Raw records:

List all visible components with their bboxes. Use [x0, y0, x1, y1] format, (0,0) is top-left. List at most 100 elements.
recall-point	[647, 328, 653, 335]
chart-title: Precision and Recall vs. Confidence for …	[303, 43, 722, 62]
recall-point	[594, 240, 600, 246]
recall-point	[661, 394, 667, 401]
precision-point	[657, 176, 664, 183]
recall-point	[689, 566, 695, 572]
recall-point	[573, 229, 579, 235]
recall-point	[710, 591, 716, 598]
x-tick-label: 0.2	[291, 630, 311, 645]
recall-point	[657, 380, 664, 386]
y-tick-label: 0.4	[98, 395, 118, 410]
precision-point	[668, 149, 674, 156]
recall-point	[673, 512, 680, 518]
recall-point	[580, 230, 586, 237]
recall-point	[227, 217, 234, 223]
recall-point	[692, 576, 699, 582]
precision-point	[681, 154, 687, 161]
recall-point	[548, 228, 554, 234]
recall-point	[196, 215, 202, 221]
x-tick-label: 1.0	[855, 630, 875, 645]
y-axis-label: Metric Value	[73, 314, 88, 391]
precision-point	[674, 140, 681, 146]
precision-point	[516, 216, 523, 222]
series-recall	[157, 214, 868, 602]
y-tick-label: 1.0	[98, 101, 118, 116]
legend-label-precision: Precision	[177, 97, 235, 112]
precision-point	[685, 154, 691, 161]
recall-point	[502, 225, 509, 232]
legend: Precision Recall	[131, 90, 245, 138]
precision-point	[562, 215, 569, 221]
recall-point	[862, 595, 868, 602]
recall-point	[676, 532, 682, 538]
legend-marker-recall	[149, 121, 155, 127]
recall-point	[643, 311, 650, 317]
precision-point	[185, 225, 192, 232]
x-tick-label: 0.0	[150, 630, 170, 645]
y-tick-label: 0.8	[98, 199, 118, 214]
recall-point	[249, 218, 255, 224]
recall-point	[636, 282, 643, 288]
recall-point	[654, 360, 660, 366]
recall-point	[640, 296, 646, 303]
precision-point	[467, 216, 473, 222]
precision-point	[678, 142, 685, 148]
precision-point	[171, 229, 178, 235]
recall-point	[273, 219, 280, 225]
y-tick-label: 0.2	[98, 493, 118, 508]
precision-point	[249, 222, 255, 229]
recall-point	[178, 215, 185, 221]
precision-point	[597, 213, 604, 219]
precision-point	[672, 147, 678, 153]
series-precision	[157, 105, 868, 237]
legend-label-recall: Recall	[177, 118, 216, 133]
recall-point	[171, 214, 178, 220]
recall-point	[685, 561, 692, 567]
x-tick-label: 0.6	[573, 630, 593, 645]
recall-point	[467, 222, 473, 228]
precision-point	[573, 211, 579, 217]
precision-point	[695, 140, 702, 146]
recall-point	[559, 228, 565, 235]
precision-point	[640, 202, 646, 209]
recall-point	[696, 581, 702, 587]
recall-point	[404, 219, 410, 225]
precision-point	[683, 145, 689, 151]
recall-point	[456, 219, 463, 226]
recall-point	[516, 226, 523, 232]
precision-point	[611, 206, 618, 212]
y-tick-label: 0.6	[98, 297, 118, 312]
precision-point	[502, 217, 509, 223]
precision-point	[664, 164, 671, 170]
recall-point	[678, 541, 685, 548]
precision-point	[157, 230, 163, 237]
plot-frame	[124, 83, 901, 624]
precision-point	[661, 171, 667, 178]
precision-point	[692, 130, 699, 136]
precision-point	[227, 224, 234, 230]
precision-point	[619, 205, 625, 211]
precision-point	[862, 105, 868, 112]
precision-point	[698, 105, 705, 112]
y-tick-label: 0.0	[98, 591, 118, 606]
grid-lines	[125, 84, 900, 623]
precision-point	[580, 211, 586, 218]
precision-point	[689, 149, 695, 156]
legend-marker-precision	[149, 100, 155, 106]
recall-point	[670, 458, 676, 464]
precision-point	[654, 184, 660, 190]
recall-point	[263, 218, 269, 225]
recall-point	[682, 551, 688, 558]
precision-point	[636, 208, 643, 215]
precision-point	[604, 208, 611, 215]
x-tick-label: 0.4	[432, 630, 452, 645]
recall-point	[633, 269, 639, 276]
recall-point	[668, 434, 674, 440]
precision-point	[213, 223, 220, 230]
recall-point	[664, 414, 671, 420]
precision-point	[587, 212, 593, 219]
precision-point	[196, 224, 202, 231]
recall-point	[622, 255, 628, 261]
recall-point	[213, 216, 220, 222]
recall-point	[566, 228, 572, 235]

What to produce:
Reproduce the entries verbatim, starting at the first line and ending at the line containing "314, 88, 391]", with both of those lines included.

The output:
List all visible components with their bboxes. Use [x0, y0, x1, y1] format, (0,0) is top-left. List at most 100 elements.
recall-point	[647, 328, 653, 335]
chart-title: Precision and Recall vs. Confidence for …	[303, 43, 722, 62]
recall-point	[594, 240, 600, 246]
recall-point	[661, 394, 667, 401]
precision-point	[657, 176, 664, 183]
recall-point	[689, 566, 695, 572]
recall-point	[573, 229, 579, 235]
recall-point	[710, 591, 716, 598]
x-tick-label: 0.2	[291, 630, 311, 645]
recall-point	[657, 380, 664, 386]
y-tick-label: 0.4	[98, 395, 118, 410]
precision-point	[668, 149, 674, 156]
recall-point	[673, 512, 680, 518]
recall-point	[580, 230, 586, 237]
recall-point	[227, 217, 234, 223]
recall-point	[692, 576, 699, 582]
precision-point	[681, 154, 687, 161]
recall-point	[548, 228, 554, 234]
recall-point	[196, 215, 202, 221]
x-tick-label: 1.0	[855, 630, 875, 645]
y-axis-label: Metric Value	[73, 314, 88, 391]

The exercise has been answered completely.